What is being asked:
Output every entry exactly as given.

☆ ☆ ☆ ☆

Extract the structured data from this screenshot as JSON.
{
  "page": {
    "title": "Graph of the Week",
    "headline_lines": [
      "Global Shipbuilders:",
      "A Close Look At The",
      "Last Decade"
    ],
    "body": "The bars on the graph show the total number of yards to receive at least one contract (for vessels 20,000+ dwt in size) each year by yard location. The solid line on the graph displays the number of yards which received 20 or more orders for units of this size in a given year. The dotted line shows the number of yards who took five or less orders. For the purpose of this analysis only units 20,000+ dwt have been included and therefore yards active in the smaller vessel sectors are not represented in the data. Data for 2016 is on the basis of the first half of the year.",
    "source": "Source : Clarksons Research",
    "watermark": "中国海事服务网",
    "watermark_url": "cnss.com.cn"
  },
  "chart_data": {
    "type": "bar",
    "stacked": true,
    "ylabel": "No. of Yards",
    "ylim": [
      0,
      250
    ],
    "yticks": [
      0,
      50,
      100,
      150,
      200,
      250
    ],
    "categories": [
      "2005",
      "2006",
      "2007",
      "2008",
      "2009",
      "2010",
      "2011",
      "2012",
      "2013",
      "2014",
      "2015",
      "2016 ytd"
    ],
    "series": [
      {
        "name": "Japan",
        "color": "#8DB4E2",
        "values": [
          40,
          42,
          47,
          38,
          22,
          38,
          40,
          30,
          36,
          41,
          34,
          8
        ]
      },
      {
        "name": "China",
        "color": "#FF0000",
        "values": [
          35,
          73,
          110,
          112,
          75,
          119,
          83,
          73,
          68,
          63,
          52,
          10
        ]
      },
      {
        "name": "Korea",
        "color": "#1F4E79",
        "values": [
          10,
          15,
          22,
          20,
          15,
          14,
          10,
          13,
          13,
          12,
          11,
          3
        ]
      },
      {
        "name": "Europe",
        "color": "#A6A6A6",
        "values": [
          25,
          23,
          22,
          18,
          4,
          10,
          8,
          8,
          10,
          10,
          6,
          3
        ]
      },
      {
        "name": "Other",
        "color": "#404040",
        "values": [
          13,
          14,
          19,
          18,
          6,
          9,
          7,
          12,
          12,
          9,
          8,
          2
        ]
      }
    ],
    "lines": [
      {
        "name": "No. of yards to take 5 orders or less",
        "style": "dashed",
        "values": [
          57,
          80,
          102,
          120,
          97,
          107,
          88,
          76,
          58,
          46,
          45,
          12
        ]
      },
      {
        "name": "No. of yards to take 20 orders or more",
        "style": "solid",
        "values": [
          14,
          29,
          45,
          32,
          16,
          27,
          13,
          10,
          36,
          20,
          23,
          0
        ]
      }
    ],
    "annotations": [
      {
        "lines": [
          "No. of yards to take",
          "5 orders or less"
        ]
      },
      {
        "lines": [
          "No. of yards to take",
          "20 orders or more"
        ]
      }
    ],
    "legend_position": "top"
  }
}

☆ ☆ ☆ ☆

Task response:
Extract the structured data from this screenshot as JSON.
{
  "page": {
    "title": "Graph of the Week",
    "headline_lines": [
      "Global Shipbuilders:",
      "A Close Look At The",
      "Last Decade"
    ],
    "body": "The bars on the graph show the total number of yards to receive at least one contract (for vessels 20,000+ dwt in size) each year by yard location. The solid line on the graph displays the number of yards which received 20 or more orders for units of this size in a given year. The dotted line shows the number of yards who took five or less orders. For the purpose of this analysis only units 20,000+ dwt have been included and therefore yards active in the smaller vessel sectors are not represented in the data. Data for 2016 is on the basis of the first half of the year.",
    "source": "Source : Clarksons Research",
    "watermark": "中国海事服务网",
    "watermark_url": "cnss.com.cn"
  },
  "chart_data": {
    "type": "bar",
    "stacked": true,
    "ylabel": "No. of Yards",
    "ylim": [
      0,
      250
    ],
    "yticks": [
      0,
      50,
      100,
      150,
      200,
      250
    ],
    "categories": [
      "2005",
      "2006",
      "2007",
      "2008",
      "2009",
      "2010",
      "2011",
      "2012",
      "2013",
      "2014",
      "2015",
      "2016 ytd"
    ],
    "series": [
      {
        "name": "Japan",
        "color": "#8DB4E2",
        "values": [
          40,
          42,
          47,
          38,
          22,
          38,
          40,
          30,
          36,
          41,
          34,
          8
        ]
      },
      {
        "name": "China",
        "color": "#FF0000",
        "values": [
          35,
          73,
          110,
          112,
          75,
          119,
          83,
          73,
          68,
          63,
          52,
          10
        ]
      },
      {
        "name": "Korea",
        "color": "#1F4E79",
        "values": [
          10,
          15,
          22,
          20,
          15,
          14,
          10,
          13,
          13,
          12,
          11,
          3
        ]
      },
      {
        "name": "Europe",
        "color": "#A6A6A6",
        "values": [
          25,
          23,
          22,
          18,
          4,
          10,
          8,
          8,
          10,
          10,
          6,
          3
        ]
      },
      {
        "name": "Other",
        "color": "#404040",
        "values": [
          13,
          14,
          19,
          18,
          6,
          9,
          7,
          12,
          12,
          9,
          8,
          2
        ]
      }
    ],
    "lines": [
      {
        "name": "No. of yards to take 5 orders or less",
        "style": "dashed",
        "values": [
          57,
          80,
          102,
          120,
          97,
          107,
          88,
          76,
          58,
          46,
          45,
          12
        ]
      },
      {
        "name": "No. of yards to take 20 orders or more",
        "style": "solid",
        "values": [
          14,
          29,
          45,
          32,
          16,
          27,
          13,
          10,
          36,
          20,
          23,
          0
        ]
      }
    ],
    "annotations": [
      {
        "lines": [
          "No. of yards to take",
          "5 orders or less"
        ]
      },
      {
        "lines": [
          "No. of yards to take",
          "20 orders or more"
        ]
      }
    ],
    "legend_position": "top"
  }
}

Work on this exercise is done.